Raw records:
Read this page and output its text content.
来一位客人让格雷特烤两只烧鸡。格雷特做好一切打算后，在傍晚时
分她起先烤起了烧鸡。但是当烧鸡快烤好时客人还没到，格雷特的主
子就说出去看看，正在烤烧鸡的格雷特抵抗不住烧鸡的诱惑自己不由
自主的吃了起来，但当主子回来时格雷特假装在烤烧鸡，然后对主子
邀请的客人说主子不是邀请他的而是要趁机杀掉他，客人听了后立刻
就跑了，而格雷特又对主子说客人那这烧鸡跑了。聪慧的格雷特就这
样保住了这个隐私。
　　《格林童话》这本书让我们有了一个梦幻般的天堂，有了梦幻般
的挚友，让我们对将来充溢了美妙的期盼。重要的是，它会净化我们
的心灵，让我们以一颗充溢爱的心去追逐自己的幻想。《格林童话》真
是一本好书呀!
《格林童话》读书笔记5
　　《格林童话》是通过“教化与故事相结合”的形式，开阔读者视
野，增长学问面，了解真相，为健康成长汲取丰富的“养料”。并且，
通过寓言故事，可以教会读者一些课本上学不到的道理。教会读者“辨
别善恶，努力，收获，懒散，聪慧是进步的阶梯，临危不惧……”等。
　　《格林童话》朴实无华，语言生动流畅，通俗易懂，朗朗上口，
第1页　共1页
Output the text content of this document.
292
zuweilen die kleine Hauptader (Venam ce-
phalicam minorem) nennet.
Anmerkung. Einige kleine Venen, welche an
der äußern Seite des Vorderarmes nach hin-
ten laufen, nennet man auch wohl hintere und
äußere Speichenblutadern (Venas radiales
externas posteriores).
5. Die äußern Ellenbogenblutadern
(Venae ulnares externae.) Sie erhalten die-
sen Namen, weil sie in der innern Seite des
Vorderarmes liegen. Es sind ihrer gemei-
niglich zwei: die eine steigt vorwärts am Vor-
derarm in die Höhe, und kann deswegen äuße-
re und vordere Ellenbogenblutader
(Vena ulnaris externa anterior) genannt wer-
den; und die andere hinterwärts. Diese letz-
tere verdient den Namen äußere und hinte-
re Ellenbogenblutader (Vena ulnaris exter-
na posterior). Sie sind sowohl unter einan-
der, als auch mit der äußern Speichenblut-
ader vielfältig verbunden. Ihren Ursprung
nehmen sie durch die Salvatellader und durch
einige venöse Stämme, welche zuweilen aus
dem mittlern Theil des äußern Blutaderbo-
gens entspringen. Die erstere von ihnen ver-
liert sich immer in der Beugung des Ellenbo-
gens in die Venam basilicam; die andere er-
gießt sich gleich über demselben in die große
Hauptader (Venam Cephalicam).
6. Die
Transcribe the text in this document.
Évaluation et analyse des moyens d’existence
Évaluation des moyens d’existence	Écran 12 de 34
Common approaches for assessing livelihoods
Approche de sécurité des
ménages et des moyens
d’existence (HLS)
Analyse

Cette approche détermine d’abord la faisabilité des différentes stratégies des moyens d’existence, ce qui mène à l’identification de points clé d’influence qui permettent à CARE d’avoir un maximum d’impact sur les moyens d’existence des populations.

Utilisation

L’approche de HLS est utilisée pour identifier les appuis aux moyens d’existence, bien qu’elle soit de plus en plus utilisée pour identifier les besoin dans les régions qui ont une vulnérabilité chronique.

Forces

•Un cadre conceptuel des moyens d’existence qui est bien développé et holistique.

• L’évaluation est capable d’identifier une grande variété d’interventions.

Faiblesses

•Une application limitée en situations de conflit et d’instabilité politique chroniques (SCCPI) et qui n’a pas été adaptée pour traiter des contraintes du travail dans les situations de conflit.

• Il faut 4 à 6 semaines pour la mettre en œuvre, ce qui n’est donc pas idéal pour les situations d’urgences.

EXERCISE TASK:
Extract all of the data shown above without alteration.

OUTPUT BELOW:
Read this page and output its text content.
来一位客人让格雷特烤两只烧鸡。格雷特做好一切打算后，在傍晚时
分她起先烤起了烧鸡。但是当烧鸡快烤好时客人还没到，格雷特的主
子就说出去看看，正在烤烧鸡的格雷特抵抗不住烧鸡的诱惑自己不由
自主的吃了起来，但当主子回来时格雷特假装在烤烧鸡，然后对主子
邀请的客人说主子不是邀请他的而是要趁机杀掉他，客人听了后立刻
就跑了，而格雷特又对主子说客人那这烧鸡跑了。聪慧的格雷特就这
样保住了这个隐私。
　　《格林童话》这本书让我们有了一个梦幻般的天堂，有了梦幻般
的挚友，让我们对将来充溢了美妙的期盼。重要的是，它会净化我们
的心灵，让我们以一颗充溢爱的心去追逐自己的幻想。《格林童话》真
是一本好书呀!
《格林童话》读书笔记5
　　《格林童话》是通过“教化与故事相结合”的形式，开阔读者视
野，增长学问面，了解真相，为健康成长汲取丰富的“养料”。并且，
通过寓言故事，可以教会读者一些课本上学不到的道理。教会读者“辨
别善恶，努力，收获，懒散，聪慧是进步的阶梯，临危不惧……”等。
　　《格林童话》朴实无华，语言生动流畅，通俗易懂，朗朗上口，
第1页　共1页
Output the text content of this document.
292
zuweilen die kleine Hauptader (Venam ce-
phalicam minorem) nennet.
Anmerkung. Einige kleine Venen, welche an
der äußern Seite des Vorderarmes nach hin-
ten laufen, nennet man auch wohl hintere und
äußere Speichenblutadern (Venas radiales
externas posteriores).
5. Die äußern Ellenbogenblutadern
(Venae ulnares externae.) Sie erhalten die-
sen Namen, weil sie in der innern Seite des
Vorderarmes liegen. Es sind ihrer gemei-
niglich zwei: die eine steigt vorwärts am Vor-
derarm in die Höhe, und kann deswegen äuße-
re und vordere Ellenbogenblutader
(Vena ulnaris externa anterior) genannt wer-
den; und die andere hinterwärts. Diese letz-
tere verdient den Namen äußere und hinte-
re Ellenbogenblutader (Vena ulnaris exter-
na posterior). Sie sind sowohl unter einan-
der, als auch mit der äußern Speichenblut-
ader vielfältig verbunden. Ihren Ursprung
nehmen sie durch die Salvatellader und durch
einige venöse Stämme, welche zuweilen aus
dem mittlern Theil des äußern Blutaderbo-
gens entspringen. Die erstere von ihnen ver-
liert sich immer in der Beugung des Ellenbo-
gens in die Venam basilicam; die andere er-
gießt sich gleich über demselben in die große
Hauptader (Venam Cephalicam).
6. Die
Transcribe the text in this document.
Évaluation et analyse des moyens d’existence
Évaluation des moyens d’existence	Écran 12 de 34
Common approaches for assessing livelihoods
Approche de sécurité des
ménages et des moyens
d’existence (HLS)
Analyse

Cette approche détermine d’abord la faisabilité des différentes stratégies des moyens d’existence, ce qui mène à l’identification de points clé d’influence qui permettent à CARE d’avoir un maximum d’impact sur les moyens d’existence des populations.

Utilisation

L’approche de HLS est utilisée pour identifier les appuis aux moyens d’existence, bien qu’elle soit de plus en plus utilisée pour identifier les besoin dans les régions qui ont une vulnérabilité chronique.

Forces

•Un cadre conceptuel des moyens d’existence qui est bien développé et holistique.

• L’évaluation est capable d’identifier une grande variété d’interventions.

Faiblesses

•Une application limitée en situations de conflit et d’instabilité politique chroniques (SCCPI) et qui n’a pas été adaptée pour traiter des contraintes du travail dans les situations de conflit.

• Il faut 4 à 6 semaines pour la mettre en œuvre, ce qui n’est donc pas idéal pour les situations d’urgences.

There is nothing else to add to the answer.